Reproduce all the entries exactly.

◆ Stored data
....

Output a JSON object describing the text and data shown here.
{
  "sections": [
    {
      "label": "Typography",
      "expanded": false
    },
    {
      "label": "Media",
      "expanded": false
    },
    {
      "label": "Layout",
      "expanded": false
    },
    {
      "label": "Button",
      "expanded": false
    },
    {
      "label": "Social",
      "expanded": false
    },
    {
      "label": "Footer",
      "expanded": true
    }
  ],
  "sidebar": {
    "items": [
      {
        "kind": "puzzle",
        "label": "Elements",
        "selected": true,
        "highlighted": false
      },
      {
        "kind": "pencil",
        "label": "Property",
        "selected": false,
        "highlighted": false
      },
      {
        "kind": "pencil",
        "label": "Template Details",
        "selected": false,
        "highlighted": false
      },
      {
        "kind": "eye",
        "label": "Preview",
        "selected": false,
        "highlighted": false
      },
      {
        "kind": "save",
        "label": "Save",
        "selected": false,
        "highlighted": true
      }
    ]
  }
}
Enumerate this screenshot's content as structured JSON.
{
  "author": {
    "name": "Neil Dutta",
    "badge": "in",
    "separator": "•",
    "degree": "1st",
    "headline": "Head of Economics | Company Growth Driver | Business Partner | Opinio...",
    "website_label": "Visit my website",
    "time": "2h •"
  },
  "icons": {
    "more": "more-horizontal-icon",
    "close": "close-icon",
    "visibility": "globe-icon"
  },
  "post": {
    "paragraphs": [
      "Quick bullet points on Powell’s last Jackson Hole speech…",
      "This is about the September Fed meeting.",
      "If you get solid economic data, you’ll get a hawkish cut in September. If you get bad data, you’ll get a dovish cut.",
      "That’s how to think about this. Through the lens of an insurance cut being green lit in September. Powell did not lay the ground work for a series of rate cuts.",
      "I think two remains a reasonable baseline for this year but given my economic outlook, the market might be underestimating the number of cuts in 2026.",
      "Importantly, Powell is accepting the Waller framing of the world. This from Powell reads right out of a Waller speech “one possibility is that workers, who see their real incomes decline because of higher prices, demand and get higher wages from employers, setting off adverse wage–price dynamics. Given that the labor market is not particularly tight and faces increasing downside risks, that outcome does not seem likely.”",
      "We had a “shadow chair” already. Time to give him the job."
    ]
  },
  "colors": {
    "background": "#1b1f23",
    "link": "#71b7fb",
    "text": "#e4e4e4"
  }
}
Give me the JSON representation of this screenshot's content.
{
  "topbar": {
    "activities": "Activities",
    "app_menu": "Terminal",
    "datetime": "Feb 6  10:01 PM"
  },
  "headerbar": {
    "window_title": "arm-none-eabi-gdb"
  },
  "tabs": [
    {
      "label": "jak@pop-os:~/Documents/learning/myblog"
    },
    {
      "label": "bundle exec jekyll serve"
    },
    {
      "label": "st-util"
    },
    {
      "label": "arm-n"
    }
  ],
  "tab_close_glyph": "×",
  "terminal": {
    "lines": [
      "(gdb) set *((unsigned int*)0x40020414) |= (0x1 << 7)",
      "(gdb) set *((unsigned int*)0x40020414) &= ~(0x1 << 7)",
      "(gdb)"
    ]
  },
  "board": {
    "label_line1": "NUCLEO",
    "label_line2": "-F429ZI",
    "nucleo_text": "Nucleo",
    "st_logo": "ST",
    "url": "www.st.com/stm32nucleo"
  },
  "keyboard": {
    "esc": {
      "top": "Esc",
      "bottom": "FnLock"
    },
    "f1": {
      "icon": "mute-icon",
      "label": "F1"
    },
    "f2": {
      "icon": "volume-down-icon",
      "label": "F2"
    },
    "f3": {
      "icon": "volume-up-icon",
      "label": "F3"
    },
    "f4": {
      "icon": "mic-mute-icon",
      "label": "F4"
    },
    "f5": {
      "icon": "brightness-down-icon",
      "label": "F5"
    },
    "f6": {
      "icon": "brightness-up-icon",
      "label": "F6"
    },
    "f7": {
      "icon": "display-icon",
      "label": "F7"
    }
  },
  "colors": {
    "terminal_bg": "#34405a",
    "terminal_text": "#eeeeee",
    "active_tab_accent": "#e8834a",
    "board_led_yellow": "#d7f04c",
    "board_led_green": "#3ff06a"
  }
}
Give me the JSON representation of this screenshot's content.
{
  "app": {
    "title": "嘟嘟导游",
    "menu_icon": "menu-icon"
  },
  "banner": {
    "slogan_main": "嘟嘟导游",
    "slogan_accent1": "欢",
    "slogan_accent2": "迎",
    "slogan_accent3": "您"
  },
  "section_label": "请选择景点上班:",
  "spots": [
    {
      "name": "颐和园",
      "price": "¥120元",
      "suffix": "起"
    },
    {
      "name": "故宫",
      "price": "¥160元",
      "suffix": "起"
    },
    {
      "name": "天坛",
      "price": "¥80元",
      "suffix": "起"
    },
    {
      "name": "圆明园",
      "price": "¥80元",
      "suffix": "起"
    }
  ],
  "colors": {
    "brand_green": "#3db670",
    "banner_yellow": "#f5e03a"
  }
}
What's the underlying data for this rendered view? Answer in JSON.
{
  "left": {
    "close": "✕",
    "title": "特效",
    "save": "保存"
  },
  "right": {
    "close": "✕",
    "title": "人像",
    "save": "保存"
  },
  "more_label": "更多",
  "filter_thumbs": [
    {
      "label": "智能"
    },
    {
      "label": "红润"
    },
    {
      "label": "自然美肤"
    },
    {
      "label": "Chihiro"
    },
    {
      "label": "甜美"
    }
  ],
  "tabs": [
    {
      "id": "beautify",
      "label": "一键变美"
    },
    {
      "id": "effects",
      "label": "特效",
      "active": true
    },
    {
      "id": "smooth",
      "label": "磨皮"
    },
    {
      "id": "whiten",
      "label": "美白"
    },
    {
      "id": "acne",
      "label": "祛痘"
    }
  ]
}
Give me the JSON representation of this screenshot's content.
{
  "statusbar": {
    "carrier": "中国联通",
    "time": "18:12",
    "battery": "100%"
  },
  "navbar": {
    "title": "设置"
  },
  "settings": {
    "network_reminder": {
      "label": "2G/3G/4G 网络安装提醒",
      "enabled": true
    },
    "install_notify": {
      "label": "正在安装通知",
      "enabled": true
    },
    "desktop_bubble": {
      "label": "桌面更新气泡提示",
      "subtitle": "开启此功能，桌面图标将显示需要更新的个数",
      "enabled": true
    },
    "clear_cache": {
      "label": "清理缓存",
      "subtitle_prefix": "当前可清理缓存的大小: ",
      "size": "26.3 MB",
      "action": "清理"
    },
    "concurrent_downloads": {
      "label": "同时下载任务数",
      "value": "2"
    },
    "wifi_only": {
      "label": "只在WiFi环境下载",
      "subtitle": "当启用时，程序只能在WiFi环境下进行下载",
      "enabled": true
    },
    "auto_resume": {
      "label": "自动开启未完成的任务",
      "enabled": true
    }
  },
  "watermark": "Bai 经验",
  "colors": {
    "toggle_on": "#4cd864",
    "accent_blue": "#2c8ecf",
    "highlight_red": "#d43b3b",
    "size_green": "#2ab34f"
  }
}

....

◆ Solution
Output a JSON object describing the text and data shown here.
{
  "sections": [
    {
      "label": "Typography",
      "expanded": false
    },
    {
      "label": "Media",
      "expanded": false
    },
    {
      "label": "Layout",
      "expanded": false
    },
    {
      "label": "Button",
      "expanded": false
    },
    {
      "label": "Social",
      "expanded": false
    },
    {
      "label": "Footer",
      "expanded": true
    }
  ],
  "sidebar": {
    "items": [
      {
        "kind": "puzzle",
        "label": "Elements",
        "selected": true,
        "highlighted": false
      },
      {
        "kind": "pencil",
        "label": "Property",
        "selected": false,
        "highlighted": false
      },
      {
        "kind": "pencil",
        "label": "Template Details",
        "selected": false,
        "highlighted": false
      },
      {
        "kind": "eye",
        "label": "Preview",
        "selected": false,
        "highlighted": false
      },
      {
        "kind": "save",
        "label": "Save",
        "selected": false,
        "highlighted": true
      }
    ]
  }
}
Enumerate this screenshot's content as structured JSON.
{
  "author": {
    "name": "Neil Dutta",
    "badge": "in",
    "separator": "•",
    "degree": "1st",
    "headline": "Head of Economics | Company Growth Driver | Business Partner | Opinio...",
    "website_label": "Visit my website",
    "time": "2h •"
  },
  "icons": {
    "more": "more-horizontal-icon",
    "close": "close-icon",
    "visibility": "globe-icon"
  },
  "post": {
    "paragraphs": [
      "Quick bullet points on Powell’s last Jackson Hole speech…",
      "This is about the September Fed meeting.",
      "If you get solid economic data, you’ll get a hawkish cut in September. If you get bad data, you’ll get a dovish cut.",
      "That’s how to think about this. Through the lens of an insurance cut being green lit in September. Powell did not lay the ground work for a series of rate cuts.",
      "I think two remains a reasonable baseline for this year but given my economic outlook, the market might be underestimating the number of cuts in 2026.",
      "Importantly, Powell is accepting the Waller framing of the world. This from Powell reads right out of a Waller speech “one possibility is that workers, who see their real incomes decline because of higher prices, demand and get higher wages from employers, setting off adverse wage–price dynamics. Given that the labor market is not particularly tight and faces increasing downside risks, that outcome does not seem likely.”",
      "We had a “shadow chair” already. Time to give him the job."
    ]
  },
  "colors": {
    "background": "#1b1f23",
    "link": "#71b7fb",
    "text": "#e4e4e4"
  }
}
Give me the JSON representation of this screenshot's content.
{
  "topbar": {
    "activities": "Activities",
    "app_menu": "Terminal",
    "datetime": "Feb 6  10:01 PM"
  },
  "headerbar": {
    "window_title": "arm-none-eabi-gdb"
  },
  "tabs": [
    {
      "label": "jak@pop-os:~/Documents/learning/myblog"
    },
    {
      "label": "bundle exec jekyll serve"
    },
    {
      "label": "st-util"
    },
    {
      "label": "arm-n"
    }
  ],
  "tab_close_glyph": "×",
  "terminal": {
    "lines": [
      "(gdb) set *((unsigned int*)0x40020414) |= (0x1 << 7)",
      "(gdb) set *((unsigned int*)0x40020414) &= ~(0x1 << 7)",
      "(gdb)"
    ]
  },
  "board": {
    "label_line1": "NUCLEO",
    "label_line2": "-F429ZI",
    "nucleo_text": "Nucleo",
    "st_logo": "ST",
    "url": "www.st.com/stm32nucleo"
  },
  "keyboard": {
    "esc": {
      "top": "Esc",
      "bottom": "FnLock"
    },
    "f1": {
      "icon": "mute-icon",
      "label": "F1"
    },
    "f2": {
      "icon": "volume-down-icon",
      "label": "F2"
    },
    "f3": {
      "icon": "volume-up-icon",
      "label": "F3"
    },
    "f4": {
      "icon": "mic-mute-icon",
      "label": "F4"
    },
    "f5": {
      "icon": "brightness-down-icon",
      "label": "F5"
    },
    "f6": {
      "icon": "brightness-up-icon",
      "label": "F6"
    },
    "f7": {
      "icon": "display-icon",
      "label": "F7"
    }
  },
  "colors": {
    "terminal_bg": "#34405a",
    "terminal_text": "#eeeeee",
    "active_tab_accent": "#e8834a",
    "board_led_yellow": "#d7f04c",
    "board_led_green": "#3ff06a"
  }
}
Give me the JSON representation of this screenshot's content.
{
  "app": {
    "title": "嘟嘟导游",
    "menu_icon": "menu-icon"
  },
  "banner": {
    "slogan_main": "嘟嘟导游",
    "slogan_accent1": "欢",
    "slogan_accent2": "迎",
    "slogan_accent3": "您"
  },
  "section_label": "请选择景点上班:",
  "spots": [
    {
      "name": "颐和园",
      "price": "¥120元",
      "suffix": "起"
    },
    {
      "name": "故宫",
      "price": "¥160元",
      "suffix": "起"
    },
    {
      "name": "天坛",
      "price": "¥80元",
      "suffix": "起"
    },
    {
      "name": "圆明园",
      "price": "¥80元",
      "suffix": "起"
    }
  ],
  "colors": {
    "brand_green": "#3db670",
    "banner_yellow": "#f5e03a"
  }
}
What's the underlying data for this rendered view? Answer in JSON.
{
  "left": {
    "close": "✕",
    "title": "特效",
    "save": "保存"
  },
  "right": {
    "close": "✕",
    "title": "人像",
    "save": "保存"
  },
  "more_label": "更多",
  "filter_thumbs": [
    {
      "label": "智能"
    },
    {
      "label": "红润"
    },
    {
      "label": "自然美肤"
    },
    {
      "label": "Chihiro"
    },
    {
      "label": "甜美"
    }
  ],
  "tabs": [
    {
      "id": "beautify",
      "label": "一键变美"
    },
    {
      "id": "effects",
      "label": "特效",
      "active": true
    },
    {
      "id": "smooth",
      "label": "磨皮"
    },
    {
      "id": "whiten",
      "label": "美白"
    },
    {
      "id": "acne",
      "label": "祛痘"
    }
  ]
}
Give me the JSON representation of this screenshot's content.
{
  "statusbar": {
    "carrier": "中国联通",
    "time": "18:12",
    "battery": "100%"
  },
  "navbar": {
    "title": "设置"
  },
  "settings": {
    "network_reminder": {
      "label": "2G/3G/4G 网络安装提醒",
      "enabled": true
    },
    "install_notify": {
      "label": "正在安装通知",
      "enabled": true
    },
    "desktop_bubble": {
      "label": "桌面更新气泡提示",
      "subtitle": "开启此功能，桌面图标将显示需要更新的个数",
      "enabled": true
    },
    "clear_cache": {
      "label": "清理缓存",
      "subtitle_prefix": "当前可清理缓存的大小: ",
      "size": "26.3 MB",
      "action": "清理"
    },
    "concurrent_downloads": {
      "label": "同时下载任务数",
      "value": "2"
    },
    "wifi_only": {
      "label": "只在WiFi环境下载",
      "subtitle": "当启用时，程序只能在WiFi环境下进行下载",
      "enabled": true
    },
    "auto_resume": {
      "label": "自动开启未完成的任务",
      "enabled": true
    }
  },
  "watermark": "Bai 经验",
  "colors": {
    "toggle_on": "#4cd864",
    "accent_blue": "#2c8ecf",
    "highlight_red": "#d43b3b",
    "size_green": "#2ab34f"
  }
}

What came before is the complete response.